Data for the task:
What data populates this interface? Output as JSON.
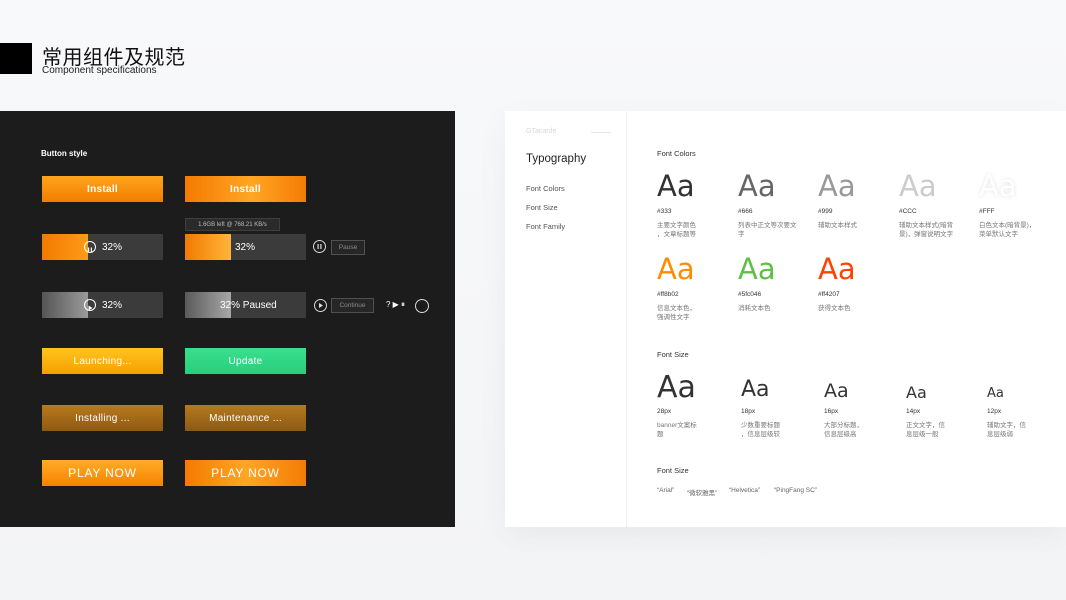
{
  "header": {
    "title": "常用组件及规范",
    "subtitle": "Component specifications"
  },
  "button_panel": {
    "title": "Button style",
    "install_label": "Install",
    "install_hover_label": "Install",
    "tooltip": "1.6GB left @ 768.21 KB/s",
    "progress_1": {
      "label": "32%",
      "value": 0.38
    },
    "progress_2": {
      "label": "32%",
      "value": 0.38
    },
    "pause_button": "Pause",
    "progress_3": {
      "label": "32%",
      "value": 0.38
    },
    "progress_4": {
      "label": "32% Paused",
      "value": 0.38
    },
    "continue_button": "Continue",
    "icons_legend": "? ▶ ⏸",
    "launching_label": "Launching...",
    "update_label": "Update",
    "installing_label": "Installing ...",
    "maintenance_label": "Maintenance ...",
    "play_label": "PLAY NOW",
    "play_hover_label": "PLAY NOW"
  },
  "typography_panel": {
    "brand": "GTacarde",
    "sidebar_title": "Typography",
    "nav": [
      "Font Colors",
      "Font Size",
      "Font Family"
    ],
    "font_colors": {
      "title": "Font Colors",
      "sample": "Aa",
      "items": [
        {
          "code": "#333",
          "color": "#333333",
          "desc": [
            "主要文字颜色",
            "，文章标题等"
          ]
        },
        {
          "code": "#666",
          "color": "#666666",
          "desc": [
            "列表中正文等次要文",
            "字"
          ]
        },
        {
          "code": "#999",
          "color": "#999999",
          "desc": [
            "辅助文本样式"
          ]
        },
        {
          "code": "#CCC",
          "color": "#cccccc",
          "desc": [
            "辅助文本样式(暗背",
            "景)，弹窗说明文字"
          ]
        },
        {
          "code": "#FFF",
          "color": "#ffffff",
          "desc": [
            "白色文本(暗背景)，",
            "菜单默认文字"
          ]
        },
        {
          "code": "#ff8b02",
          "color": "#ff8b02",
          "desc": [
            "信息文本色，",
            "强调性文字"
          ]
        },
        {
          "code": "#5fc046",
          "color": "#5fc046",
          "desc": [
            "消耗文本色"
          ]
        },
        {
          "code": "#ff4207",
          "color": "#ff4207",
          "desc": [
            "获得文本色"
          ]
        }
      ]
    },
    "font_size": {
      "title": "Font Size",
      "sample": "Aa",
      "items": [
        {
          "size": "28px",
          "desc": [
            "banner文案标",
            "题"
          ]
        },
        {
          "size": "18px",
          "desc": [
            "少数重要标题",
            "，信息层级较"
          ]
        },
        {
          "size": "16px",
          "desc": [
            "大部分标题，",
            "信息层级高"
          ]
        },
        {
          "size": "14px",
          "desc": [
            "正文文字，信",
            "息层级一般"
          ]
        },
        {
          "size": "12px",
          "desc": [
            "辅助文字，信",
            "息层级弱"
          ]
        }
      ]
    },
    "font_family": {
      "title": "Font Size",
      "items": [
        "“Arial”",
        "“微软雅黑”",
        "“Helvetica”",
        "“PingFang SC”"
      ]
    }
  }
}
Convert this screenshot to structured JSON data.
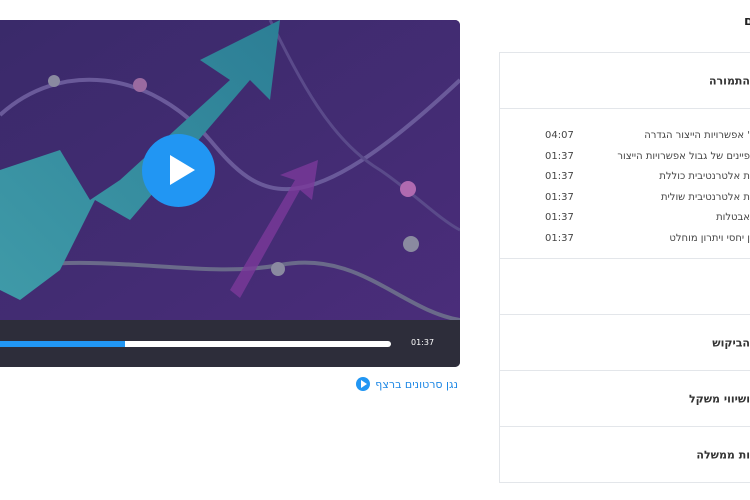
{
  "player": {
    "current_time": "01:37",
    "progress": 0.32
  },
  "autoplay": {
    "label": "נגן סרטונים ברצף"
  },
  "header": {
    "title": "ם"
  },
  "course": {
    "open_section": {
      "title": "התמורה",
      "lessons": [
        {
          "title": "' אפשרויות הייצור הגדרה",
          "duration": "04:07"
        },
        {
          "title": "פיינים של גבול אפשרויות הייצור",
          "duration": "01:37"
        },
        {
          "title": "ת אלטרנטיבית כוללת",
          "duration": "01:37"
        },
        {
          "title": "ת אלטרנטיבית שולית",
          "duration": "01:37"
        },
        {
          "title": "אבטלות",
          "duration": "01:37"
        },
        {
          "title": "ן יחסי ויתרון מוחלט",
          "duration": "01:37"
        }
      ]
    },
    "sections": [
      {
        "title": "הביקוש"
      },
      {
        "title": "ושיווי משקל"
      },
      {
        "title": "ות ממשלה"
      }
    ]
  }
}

Aim: Copy the listing exactly. Any image in it stays out of the copy.

The solution:
What data populates this interface? Output as JSON.
{
  "header": {
    "title": "常用组件及规范",
    "subtitle": "Component specifications"
  },
  "button_panel": {
    "title": "Button style",
    "install_label": "Install",
    "install_hover_label": "Install",
    "tooltip": "1.6GB left @ 768.21 KB/s",
    "progress_1": {
      "label": "32%",
      "value": 0.38
    },
    "progress_2": {
      "label": "32%",
      "value": 0.38
    },
    "pause_button": "Pause",
    "progress_3": {
      "label": "32%",
      "value": 0.38
    },
    "progress_4": {
      "label": "32% Paused",
      "value": 0.38
    },
    "continue_button": "Continue",
    "icons_legend": "? ▶ ⏸",
    "launching_label": "Launching...",
    "update_label": "Update",
    "installing_label": "Installing ...",
    "maintenance_label": "Maintenance ...",
    "play_label": "PLAY NOW",
    "play_hover_label": "PLAY NOW"
  },
  "typography_panel": {
    "brand": "GTacarde",
    "sidebar_title": "Typography",
    "nav": [
      "Font Colors",
      "Font Size",
      "Font Family"
    ],
    "font_colors": {
      "title": "Font Colors",
      "sample": "Aa",
      "items": [
        {
          "code": "#333",
          "color": "#333333",
          "desc": [
            "主要文字颜色",
            "，文章标题等"
          ]
        },
        {
          "code": "#666",
          "color": "#666666",
          "desc": [
            "列表中正文等次要文",
            "字"
          ]
        },
        {
          "code": "#999",
          "color": "#999999",
          "desc": [
            "辅助文本样式"
          ]
        },
        {
          "code": "#CCC",
          "color": "#cccccc",
          "desc": [
            "辅助文本样式(暗背",
            "景)，弹窗说明文字"
          ]
        },
        {
          "code": "#FFF",
          "color": "#ffffff",
          "desc": [
            "白色文本(暗背景)，",
            "菜单默认文字"
          ]
        },
        {
          "code": "#ff8b02",
          "color": "#ff8b02",
          "desc": [
            "信息文本色，",
            "强调性文字"
          ]
        },
        {
          "code": "#5fc046",
          "color": "#5fc046",
          "desc": [
            "消耗文本色"
          ]
        },
        {
          "code": "#ff4207",
          "color": "#ff4207",
          "desc": [
            "获得文本色"
          ]
        }
      ]
    },
    "font_size": {
      "title": "Font Size",
      "sample": "Aa",
      "items": [
        {
          "size": "28px",
          "desc": [
            "banner文案标",
            "题"
          ]
        },
        {
          "size": "18px",
          "desc": [
            "少数重要标题",
            "，信息层级较"
          ]
        },
        {
          "size": "16px",
          "desc": [
            "大部分标题，",
            "信息层级高"
          ]
        },
        {
          "size": "14px",
          "desc": [
            "正文文字，信",
            "息层级一般"
          ]
        },
        {
          "size": "12px",
          "desc": [
            "辅助文字，信",
            "息层级弱"
          ]
        }
      ]
    },
    "font_family": {
      "title": "Font Size",
      "items": [
        "“Arial”",
        "“微软雅黑”",
        "“Helvetica”",
        "“PingFang SC”"
      ]
    }
  }
}
Convert this screenshot to structured JSON data.
{
  "player": {
    "current_time": "01:37",
    "progress": 0.32
  },
  "autoplay": {
    "label": "נגן סרטונים ברצף"
  },
  "header": {
    "title": "ם"
  },
  "course": {
    "open_section": {
      "title": "התמורה",
      "lessons": [
        {
          "title": "' אפשרויות הייצור הגדרה",
          "duration": "04:07"
        },
        {
          "title": "פיינים של גבול אפשרויות הייצור",
          "duration": "01:37"
        },
        {
          "title": "ת אלטרנטיבית כוללת",
          "duration": "01:37"
        },
        {
          "title": "ת אלטרנטיבית שולית",
          "duration": "01:37"
        },
        {
          "title": "אבטלות",
          "duration": "01:37"
        },
        {
          "title": "ן יחסי ויתרון מוחלט",
          "duration": "01:37"
        }
      ]
    },
    "sections": [
      {
        "title": "הביקוש"
      },
      {
        "title": "ושיווי משקל"
      },
      {
        "title": "ות ממשלה"
      }
    ]
  }
}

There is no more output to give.